→ **REQUIRED TASK**
Repeat all of the records verbatim.

→ **STORED DATA**
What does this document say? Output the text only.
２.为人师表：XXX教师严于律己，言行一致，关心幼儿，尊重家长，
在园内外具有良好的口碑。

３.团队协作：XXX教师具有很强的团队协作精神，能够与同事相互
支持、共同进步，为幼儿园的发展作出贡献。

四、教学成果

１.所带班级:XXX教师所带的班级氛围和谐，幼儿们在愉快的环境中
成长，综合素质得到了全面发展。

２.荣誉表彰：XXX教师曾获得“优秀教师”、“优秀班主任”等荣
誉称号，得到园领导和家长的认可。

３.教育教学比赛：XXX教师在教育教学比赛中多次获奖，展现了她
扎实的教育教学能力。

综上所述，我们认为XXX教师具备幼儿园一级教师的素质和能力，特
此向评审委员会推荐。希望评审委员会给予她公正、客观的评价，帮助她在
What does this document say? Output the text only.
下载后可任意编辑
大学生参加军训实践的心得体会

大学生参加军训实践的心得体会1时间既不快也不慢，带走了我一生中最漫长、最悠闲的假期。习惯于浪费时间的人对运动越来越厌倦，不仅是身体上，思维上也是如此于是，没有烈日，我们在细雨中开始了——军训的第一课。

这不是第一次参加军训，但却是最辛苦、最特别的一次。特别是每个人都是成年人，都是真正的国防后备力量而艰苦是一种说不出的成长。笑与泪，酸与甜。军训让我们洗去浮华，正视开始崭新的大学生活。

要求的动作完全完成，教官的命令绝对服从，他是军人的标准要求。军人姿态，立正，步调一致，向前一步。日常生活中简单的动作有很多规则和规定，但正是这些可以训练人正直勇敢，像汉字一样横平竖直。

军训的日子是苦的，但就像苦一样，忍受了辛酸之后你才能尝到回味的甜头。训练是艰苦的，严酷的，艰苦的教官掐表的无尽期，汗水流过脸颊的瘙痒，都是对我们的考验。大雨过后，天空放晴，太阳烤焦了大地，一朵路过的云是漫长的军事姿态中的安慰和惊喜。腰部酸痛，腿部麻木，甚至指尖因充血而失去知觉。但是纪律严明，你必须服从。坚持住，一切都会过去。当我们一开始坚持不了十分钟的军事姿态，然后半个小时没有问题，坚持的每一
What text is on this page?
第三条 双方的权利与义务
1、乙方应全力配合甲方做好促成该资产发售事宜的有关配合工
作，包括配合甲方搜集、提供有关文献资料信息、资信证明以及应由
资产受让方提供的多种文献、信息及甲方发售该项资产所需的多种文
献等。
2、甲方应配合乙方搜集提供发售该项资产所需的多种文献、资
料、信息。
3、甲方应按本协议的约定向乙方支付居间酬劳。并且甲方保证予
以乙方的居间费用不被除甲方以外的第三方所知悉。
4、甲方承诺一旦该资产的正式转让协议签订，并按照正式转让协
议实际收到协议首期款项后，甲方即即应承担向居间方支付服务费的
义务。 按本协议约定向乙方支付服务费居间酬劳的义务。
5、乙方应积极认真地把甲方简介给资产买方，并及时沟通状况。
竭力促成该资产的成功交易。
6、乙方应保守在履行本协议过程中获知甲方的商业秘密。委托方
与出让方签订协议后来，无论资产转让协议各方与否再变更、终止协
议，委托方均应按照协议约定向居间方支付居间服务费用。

→ **ANSWER TO THE EXERCISE**
What does this document say? Output the text only.
２.为人师表：XXX教师严于律己，言行一致，关心幼儿，尊重家长，
在园内外具有良好的口碑。

３.团队协作：XXX教师具有很强的团队协作精神，能够与同事相互
支持、共同进步，为幼儿园的发展作出贡献。

四、教学成果

１.所带班级:XXX教师所带的班级氛围和谐，幼儿们在愉快的环境中
成长，综合素质得到了全面发展。

２.荣誉表彰：XXX教师曾获得“优秀教师”、“优秀班主任”等荣
誉称号，得到园领导和家长的认可。

３.教育教学比赛：XXX教师在教育教学比赛中多次获奖，展现了她
扎实的教育教学能力。

综上所述，我们认为XXX教师具备幼儿园一级教师的素质和能力，特
此向评审委员会推荐。希望评审委员会给予她公正、客观的评价，帮助她在
What does this document say? Output the text only.
下载后可任意编辑
大学生参加军训实践的心得体会

大学生参加军训实践的心得体会1时间既不快也不慢，带走了我一生中最漫长、最悠闲的假期。习惯于浪费时间的人对运动越来越厌倦，不仅是身体上，思维上也是如此于是，没有烈日，我们在细雨中开始了——军训的第一课。

这不是第一次参加军训，但却是最辛苦、最特别的一次。特别是每个人都是成年人，都是真正的国防后备力量而艰苦是一种说不出的成长。笑与泪，酸与甜。军训让我们洗去浮华，正视开始崭新的大学生活。

要求的动作完全完成，教官的命令绝对服从，他是军人的标准要求。军人姿态，立正，步调一致，向前一步。日常生活中简单的动作有很多规则和规定，但正是这些可以训练人正直勇敢，像汉字一样横平竖直。

军训的日子是苦的，但就像苦一样，忍受了辛酸之后你才能尝到回味的甜头。训练是艰苦的，严酷的，艰苦的教官掐表的无尽期，汗水流过脸颊的瘙痒，都是对我们的考验。大雨过后，天空放晴，太阳烤焦了大地，一朵路过的云是漫长的军事姿态中的安慰和惊喜。腰部酸痛，腿部麻木，甚至指尖因充血而失去知觉。但是纪律严明，你必须服从。坚持住，一切都会过去。当我们一开始坚持不了十分钟的军事姿态，然后半个小时没有问题，坚持的每一
What text is on this page?
第三条 双方的权利与义务
1、乙方应全力配合甲方做好促成该资产发售事宜的有关配合工
作，包括配合甲方搜集、提供有关文献资料信息、资信证明以及应由
资产受让方提供的多种文献、信息及甲方发售该项资产所需的多种文
献等。
2、甲方应配合乙方搜集提供发售该项资产所需的多种文献、资
料、信息。
3、甲方应按本协议的约定向乙方支付居间酬劳。并且甲方保证予
以乙方的居间费用不被除甲方以外的第三方所知悉。
4、甲方承诺一旦该资产的正式转让协议签订，并按照正式转让协
议实际收到协议首期款项后，甲方即即应承担向居间方支付服务费的
义务。 按本协议约定向乙方支付服务费居间酬劳的义务。
5、乙方应积极认真地把甲方简介给资产买方，并及时沟通状况。
竭力促成该资产的成功交易。
6、乙方应保守在履行本协议过程中获知甲方的商业秘密。委托方
与出让方签订协议后来，无论资产转让协议各方与否再变更、终止协
议，委托方均应按照协议约定向居间方支付居间服务费用。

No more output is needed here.